To do:
What is the count of lines that hold the word "Span"? Give only the number.

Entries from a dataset

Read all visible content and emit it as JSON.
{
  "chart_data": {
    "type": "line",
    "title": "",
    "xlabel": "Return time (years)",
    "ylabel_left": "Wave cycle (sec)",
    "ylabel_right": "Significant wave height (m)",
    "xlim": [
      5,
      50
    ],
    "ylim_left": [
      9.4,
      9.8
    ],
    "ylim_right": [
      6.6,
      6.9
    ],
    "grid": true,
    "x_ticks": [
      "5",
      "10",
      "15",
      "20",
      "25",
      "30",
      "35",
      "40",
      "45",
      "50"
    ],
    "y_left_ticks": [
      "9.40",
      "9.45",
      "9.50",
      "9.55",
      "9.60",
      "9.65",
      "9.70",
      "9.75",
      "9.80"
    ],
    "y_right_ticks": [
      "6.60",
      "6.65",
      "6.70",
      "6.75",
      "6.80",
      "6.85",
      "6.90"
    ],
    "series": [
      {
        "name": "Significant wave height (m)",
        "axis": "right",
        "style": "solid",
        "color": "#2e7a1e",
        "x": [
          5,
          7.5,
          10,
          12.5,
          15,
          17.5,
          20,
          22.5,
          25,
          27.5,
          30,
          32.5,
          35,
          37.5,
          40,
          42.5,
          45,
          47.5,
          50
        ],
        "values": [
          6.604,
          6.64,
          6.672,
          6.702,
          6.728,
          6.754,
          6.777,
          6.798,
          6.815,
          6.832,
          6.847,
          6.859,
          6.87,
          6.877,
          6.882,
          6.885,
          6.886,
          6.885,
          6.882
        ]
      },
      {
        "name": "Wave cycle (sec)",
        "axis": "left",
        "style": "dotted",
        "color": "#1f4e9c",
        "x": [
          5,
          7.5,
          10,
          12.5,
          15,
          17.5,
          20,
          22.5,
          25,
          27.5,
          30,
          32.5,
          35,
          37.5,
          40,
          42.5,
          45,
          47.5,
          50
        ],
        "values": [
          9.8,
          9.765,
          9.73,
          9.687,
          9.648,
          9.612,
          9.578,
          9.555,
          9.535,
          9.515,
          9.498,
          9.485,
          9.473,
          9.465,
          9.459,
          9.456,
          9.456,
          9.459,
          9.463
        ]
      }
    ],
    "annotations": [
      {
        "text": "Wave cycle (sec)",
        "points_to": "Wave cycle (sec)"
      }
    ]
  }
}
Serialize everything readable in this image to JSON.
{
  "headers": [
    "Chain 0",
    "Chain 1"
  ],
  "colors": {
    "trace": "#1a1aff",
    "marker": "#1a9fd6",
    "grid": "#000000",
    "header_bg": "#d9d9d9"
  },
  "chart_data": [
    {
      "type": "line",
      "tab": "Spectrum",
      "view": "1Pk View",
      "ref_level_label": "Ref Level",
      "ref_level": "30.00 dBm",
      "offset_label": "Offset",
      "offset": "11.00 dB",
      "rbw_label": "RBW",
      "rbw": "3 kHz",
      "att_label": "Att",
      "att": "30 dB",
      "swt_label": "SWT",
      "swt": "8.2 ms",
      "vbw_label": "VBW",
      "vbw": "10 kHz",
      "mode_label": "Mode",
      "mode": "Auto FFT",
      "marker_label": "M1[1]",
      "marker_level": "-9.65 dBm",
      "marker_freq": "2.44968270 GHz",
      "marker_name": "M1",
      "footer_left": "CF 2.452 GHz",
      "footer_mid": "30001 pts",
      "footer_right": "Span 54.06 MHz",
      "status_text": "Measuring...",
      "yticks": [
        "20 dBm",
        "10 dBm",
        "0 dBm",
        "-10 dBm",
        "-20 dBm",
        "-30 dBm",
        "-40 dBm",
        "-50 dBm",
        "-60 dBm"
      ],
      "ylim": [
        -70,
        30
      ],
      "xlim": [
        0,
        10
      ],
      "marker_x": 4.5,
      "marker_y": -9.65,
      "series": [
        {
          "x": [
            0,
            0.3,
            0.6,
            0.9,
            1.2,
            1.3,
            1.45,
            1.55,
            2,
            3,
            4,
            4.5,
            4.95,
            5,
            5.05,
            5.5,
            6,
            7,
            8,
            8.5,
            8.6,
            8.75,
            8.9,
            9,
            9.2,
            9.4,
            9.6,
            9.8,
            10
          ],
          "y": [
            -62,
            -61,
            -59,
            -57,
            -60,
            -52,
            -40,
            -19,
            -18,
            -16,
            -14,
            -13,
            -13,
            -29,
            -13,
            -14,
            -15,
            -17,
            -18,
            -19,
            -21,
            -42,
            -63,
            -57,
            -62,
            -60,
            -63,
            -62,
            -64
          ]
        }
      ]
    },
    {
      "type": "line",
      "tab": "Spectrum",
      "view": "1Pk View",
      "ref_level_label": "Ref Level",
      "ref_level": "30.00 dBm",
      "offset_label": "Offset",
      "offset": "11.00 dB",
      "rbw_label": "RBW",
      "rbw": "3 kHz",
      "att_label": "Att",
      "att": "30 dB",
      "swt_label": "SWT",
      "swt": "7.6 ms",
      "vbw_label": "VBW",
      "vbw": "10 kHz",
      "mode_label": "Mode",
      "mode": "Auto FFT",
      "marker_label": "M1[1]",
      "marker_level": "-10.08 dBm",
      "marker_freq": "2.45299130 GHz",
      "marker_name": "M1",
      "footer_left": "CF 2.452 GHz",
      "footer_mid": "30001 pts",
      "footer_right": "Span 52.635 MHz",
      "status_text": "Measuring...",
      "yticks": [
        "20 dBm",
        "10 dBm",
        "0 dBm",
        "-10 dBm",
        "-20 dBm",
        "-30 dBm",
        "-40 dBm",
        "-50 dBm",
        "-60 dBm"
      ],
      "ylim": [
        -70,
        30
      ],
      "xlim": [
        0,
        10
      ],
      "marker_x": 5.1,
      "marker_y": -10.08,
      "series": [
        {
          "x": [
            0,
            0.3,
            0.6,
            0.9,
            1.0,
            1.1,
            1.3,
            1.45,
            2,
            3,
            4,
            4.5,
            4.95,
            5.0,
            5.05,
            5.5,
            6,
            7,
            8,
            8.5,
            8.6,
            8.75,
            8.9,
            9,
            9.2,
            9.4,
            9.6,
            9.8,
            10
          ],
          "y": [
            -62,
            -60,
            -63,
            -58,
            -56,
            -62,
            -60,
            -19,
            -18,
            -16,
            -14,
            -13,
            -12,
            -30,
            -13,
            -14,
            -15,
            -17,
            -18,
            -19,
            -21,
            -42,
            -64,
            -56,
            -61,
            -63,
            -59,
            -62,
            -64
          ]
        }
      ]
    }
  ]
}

The response:
2